§ Requirements:
Reproduce verbatim the rows below that start with the line containing "Localize each UI" and end with the line containing "colorbar-tick bbox=[840, 866, 841, 872]", including both. Omit the picture from your output.

§ Exercise input:
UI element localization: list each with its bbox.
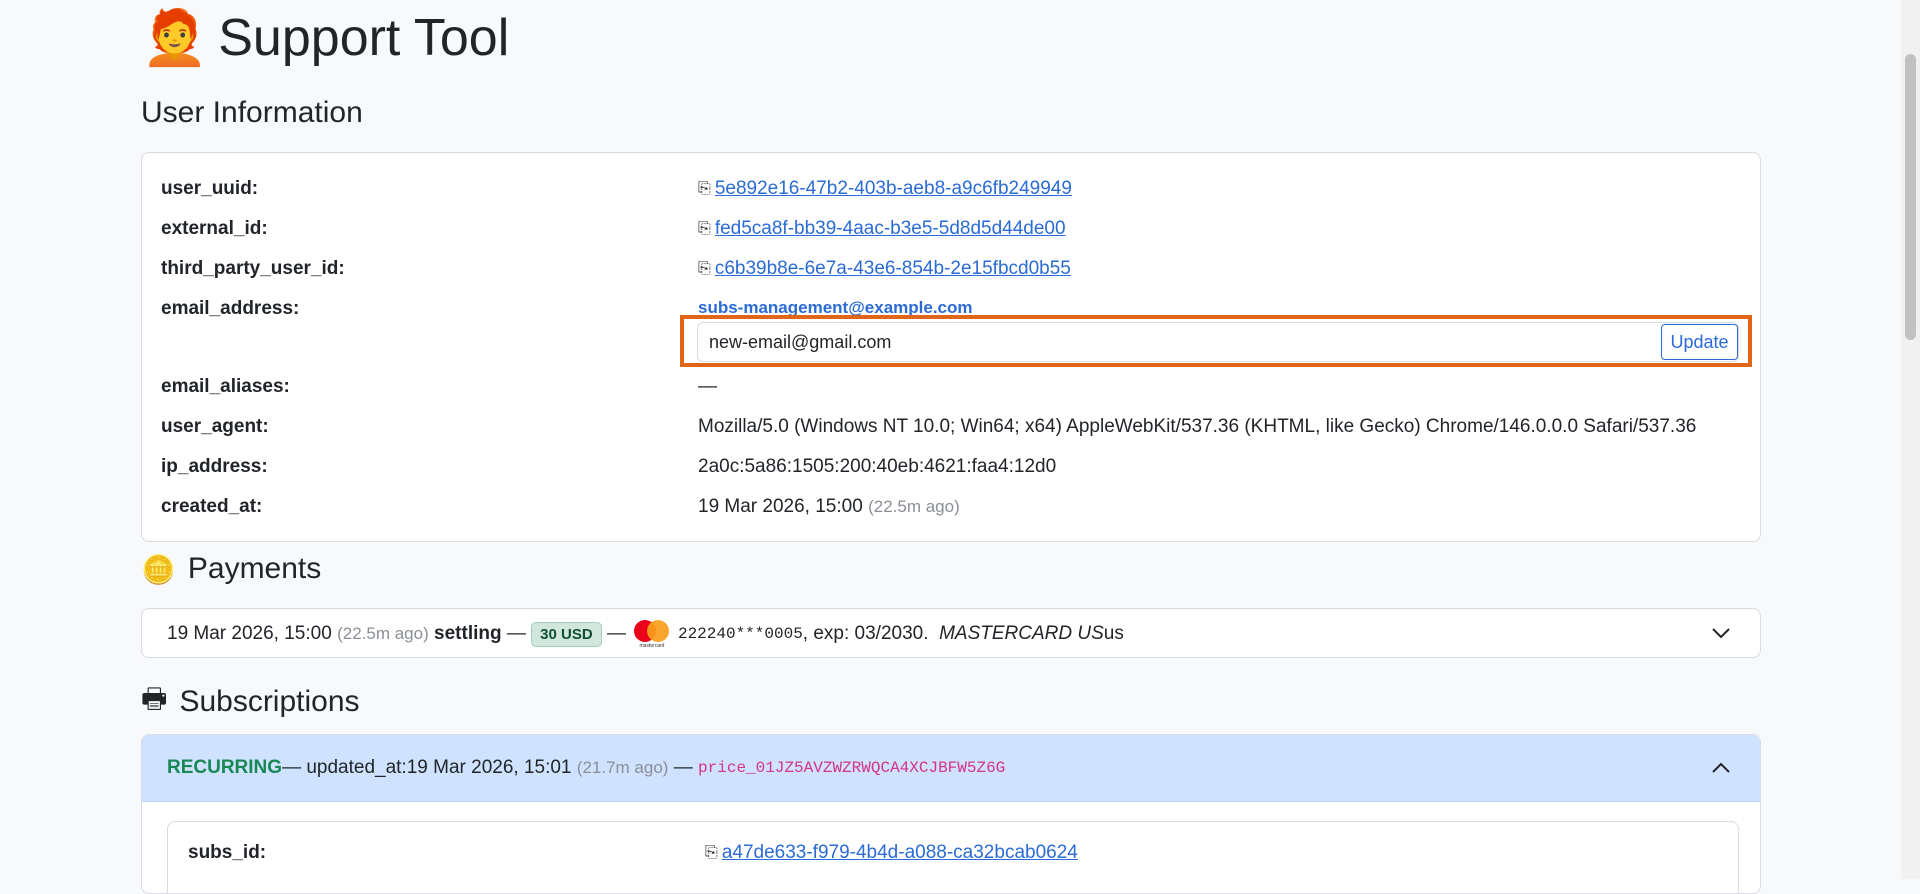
---
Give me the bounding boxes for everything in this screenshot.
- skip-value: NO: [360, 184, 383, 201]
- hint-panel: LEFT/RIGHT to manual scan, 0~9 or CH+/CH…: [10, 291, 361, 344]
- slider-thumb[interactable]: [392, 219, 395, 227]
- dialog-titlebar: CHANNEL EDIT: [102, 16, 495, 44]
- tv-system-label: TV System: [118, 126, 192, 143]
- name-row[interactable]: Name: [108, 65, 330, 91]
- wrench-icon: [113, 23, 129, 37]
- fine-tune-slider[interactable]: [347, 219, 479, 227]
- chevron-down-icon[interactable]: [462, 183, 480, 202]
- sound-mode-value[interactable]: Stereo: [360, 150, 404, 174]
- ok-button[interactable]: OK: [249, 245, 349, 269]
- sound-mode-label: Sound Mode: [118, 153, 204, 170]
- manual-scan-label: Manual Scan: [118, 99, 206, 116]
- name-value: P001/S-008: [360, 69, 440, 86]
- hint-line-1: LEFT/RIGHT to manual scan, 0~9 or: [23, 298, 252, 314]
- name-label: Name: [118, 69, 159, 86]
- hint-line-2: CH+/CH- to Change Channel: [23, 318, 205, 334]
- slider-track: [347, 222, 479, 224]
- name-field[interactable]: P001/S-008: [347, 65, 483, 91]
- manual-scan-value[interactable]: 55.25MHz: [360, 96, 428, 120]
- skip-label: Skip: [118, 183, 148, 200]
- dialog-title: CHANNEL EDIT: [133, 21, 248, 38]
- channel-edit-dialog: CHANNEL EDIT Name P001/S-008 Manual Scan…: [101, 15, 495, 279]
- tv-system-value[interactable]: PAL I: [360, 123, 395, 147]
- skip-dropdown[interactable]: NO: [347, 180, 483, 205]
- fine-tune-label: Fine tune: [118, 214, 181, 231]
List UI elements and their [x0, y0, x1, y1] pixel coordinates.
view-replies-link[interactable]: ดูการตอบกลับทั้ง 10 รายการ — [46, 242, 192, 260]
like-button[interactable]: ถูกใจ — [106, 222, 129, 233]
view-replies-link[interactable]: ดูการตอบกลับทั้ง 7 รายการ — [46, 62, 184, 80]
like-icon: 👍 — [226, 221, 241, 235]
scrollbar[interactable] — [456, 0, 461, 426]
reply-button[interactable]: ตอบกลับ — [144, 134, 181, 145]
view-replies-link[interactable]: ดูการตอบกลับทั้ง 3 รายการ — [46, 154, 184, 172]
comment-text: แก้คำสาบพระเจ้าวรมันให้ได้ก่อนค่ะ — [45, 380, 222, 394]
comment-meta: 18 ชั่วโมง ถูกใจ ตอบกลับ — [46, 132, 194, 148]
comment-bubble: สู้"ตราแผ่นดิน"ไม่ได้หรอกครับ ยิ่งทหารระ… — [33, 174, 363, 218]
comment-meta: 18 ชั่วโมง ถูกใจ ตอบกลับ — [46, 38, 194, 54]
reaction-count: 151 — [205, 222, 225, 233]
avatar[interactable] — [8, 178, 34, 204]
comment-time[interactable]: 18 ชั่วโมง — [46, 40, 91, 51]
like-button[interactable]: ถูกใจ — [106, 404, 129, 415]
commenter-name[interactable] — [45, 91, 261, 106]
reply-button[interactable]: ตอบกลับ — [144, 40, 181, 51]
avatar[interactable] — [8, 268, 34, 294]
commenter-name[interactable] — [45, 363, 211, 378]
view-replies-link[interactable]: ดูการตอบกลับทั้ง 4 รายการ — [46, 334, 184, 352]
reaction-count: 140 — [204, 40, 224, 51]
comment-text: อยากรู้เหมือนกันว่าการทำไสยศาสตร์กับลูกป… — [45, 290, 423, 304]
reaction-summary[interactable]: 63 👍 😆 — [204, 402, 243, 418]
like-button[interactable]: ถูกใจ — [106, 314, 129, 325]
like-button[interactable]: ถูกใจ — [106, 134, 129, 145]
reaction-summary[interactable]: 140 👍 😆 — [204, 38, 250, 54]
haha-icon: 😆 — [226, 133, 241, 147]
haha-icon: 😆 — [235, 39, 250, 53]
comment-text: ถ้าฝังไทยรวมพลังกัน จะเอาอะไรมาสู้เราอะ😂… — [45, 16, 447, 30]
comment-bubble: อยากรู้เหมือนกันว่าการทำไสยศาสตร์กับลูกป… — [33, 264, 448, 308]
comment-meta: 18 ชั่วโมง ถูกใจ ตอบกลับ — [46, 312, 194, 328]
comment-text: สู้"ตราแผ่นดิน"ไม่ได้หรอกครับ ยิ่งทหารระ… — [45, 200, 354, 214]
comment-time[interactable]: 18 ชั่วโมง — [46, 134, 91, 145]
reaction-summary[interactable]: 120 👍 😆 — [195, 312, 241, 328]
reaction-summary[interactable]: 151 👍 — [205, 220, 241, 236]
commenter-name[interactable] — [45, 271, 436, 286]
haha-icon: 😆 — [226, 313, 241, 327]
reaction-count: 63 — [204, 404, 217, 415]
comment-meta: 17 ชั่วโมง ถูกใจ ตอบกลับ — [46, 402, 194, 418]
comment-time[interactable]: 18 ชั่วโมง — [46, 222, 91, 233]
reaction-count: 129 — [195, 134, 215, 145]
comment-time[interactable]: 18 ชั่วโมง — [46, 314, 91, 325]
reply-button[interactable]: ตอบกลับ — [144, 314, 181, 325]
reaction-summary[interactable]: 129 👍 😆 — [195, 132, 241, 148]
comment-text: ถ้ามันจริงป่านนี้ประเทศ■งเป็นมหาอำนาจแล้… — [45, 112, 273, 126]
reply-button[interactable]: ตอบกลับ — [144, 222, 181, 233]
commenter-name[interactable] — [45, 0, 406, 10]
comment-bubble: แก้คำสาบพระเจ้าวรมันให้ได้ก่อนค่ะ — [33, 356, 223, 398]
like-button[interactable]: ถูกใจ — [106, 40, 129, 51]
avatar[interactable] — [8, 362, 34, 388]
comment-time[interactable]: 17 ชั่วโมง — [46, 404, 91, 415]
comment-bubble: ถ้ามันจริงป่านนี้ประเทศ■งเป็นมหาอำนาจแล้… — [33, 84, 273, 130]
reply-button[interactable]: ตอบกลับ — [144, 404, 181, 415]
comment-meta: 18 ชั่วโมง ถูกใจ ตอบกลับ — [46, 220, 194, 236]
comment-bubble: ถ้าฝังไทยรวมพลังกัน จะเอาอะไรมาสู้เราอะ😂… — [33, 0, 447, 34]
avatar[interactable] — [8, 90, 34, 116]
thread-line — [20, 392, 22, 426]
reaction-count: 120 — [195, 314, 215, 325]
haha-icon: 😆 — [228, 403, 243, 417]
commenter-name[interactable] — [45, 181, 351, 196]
* * *
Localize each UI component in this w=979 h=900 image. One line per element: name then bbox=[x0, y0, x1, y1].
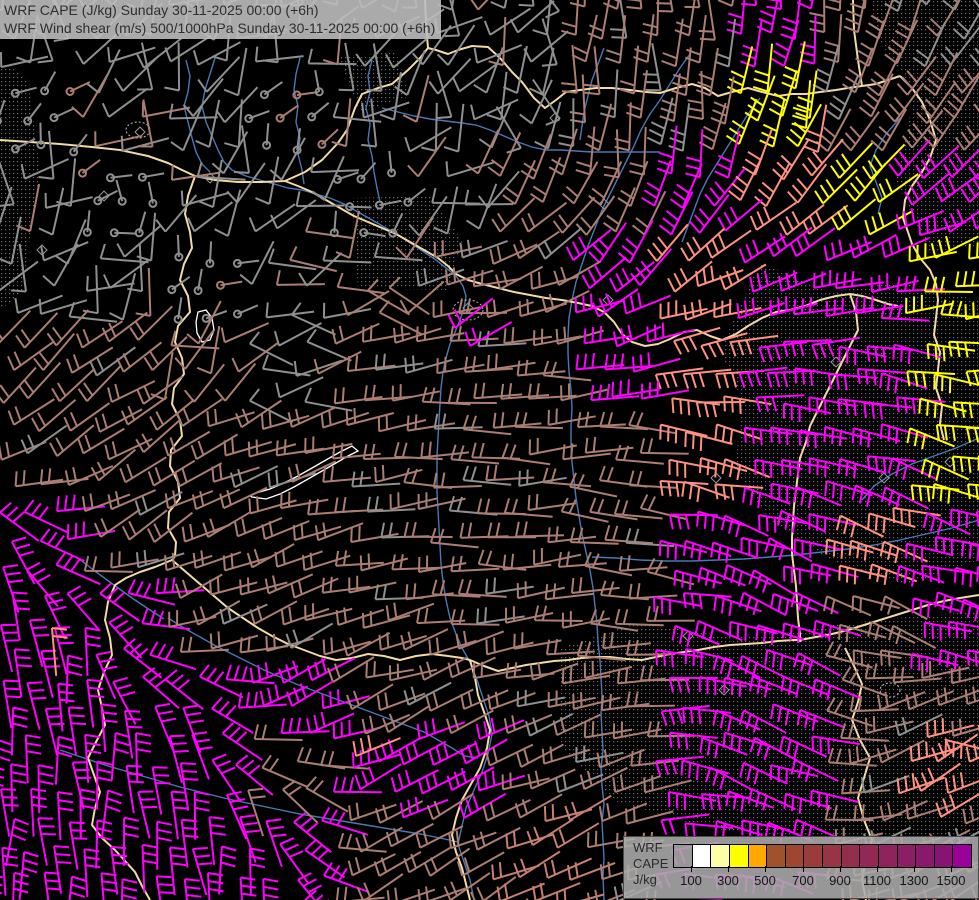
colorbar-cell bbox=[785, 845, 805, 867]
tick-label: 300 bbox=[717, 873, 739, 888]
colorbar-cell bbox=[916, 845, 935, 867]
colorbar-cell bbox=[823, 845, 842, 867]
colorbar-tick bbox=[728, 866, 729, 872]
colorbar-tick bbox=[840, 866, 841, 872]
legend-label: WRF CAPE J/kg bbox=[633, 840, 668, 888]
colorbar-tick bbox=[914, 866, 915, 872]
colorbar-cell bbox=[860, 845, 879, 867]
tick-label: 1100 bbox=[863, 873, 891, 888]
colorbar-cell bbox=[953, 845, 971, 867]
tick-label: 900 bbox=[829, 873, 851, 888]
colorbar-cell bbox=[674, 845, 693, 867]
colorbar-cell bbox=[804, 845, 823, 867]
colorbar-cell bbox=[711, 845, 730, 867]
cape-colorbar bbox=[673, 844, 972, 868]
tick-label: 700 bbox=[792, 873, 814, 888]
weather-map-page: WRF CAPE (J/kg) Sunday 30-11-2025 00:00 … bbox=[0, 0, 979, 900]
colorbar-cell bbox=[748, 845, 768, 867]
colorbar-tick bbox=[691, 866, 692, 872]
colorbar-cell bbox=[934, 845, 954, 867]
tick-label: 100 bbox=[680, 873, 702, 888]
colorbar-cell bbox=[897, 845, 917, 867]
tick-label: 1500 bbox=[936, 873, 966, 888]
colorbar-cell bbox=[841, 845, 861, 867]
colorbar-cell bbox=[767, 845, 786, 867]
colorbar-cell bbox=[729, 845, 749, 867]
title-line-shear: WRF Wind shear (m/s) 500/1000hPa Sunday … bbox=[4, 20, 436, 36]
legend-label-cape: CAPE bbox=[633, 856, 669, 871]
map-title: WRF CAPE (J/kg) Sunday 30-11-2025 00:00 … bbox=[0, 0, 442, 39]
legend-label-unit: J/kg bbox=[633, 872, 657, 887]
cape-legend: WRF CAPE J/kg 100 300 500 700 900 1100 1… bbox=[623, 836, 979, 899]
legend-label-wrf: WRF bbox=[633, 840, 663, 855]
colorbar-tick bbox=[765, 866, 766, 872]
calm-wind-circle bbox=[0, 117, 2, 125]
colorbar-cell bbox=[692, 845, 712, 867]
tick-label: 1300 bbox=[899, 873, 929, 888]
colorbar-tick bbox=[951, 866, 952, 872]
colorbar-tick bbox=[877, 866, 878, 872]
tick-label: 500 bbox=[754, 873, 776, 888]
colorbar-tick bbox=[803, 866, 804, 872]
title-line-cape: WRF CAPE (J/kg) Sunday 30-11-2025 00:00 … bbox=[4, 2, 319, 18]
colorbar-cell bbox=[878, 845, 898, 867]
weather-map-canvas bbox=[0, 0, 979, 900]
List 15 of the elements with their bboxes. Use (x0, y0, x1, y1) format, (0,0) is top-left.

§ Exercise response:
Localize each UI component in this w=979 h=900 image. One line per element: name then bbox=[x0, y0, x1, y1].
colorbar-cell bbox=[785, 845, 805, 867]
tick-label: 300 bbox=[717, 873, 739, 888]
colorbar-cell bbox=[916, 845, 935, 867]
colorbar-cell bbox=[823, 845, 842, 867]
colorbar-tick bbox=[728, 866, 729, 872]
colorbar-tick bbox=[840, 866, 841, 872]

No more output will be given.